[Collection entries]

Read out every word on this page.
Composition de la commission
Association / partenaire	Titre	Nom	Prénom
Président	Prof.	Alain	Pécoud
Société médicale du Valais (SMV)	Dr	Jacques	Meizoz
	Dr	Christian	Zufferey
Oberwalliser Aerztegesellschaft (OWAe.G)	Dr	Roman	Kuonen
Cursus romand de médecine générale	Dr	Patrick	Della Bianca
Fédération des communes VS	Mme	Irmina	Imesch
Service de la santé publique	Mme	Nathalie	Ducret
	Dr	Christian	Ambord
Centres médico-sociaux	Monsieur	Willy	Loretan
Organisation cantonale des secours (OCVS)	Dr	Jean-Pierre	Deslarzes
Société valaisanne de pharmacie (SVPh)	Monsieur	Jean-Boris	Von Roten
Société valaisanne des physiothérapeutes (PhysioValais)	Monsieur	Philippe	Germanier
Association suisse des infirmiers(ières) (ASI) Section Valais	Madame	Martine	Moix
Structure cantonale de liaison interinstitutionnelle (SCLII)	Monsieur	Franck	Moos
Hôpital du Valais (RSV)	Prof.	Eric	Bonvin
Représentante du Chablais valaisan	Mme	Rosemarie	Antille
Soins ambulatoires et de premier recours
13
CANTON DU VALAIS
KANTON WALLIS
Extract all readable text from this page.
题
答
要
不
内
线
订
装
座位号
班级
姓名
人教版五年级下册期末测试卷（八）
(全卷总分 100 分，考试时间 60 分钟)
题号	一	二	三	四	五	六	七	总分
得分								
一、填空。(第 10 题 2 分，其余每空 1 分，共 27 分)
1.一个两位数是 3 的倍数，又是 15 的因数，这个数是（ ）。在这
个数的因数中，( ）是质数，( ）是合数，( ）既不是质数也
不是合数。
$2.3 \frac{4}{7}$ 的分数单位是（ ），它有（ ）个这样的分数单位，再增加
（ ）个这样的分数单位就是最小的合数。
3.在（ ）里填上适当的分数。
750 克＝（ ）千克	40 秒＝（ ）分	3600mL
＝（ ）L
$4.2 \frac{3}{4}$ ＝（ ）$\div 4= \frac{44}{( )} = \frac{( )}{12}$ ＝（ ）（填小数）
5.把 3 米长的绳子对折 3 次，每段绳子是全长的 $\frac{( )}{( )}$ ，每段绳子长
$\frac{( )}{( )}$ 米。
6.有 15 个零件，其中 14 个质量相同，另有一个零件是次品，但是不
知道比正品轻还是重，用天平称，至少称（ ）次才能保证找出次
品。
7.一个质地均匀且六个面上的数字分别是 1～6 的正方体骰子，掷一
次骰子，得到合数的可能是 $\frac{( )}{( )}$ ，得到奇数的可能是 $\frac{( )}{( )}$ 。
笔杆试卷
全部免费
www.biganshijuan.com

• _Description of the task_
Show all lines from the listing above in which "valaisanne" appears.

• _Exercise result_
Société valaisanne de pharmacie (SVPh)	Monsieur	Jean-Boris	Von Roten
Société valaisanne des physiothérapeutes (PhysioValais)	Monsieur	Philippe	Germanier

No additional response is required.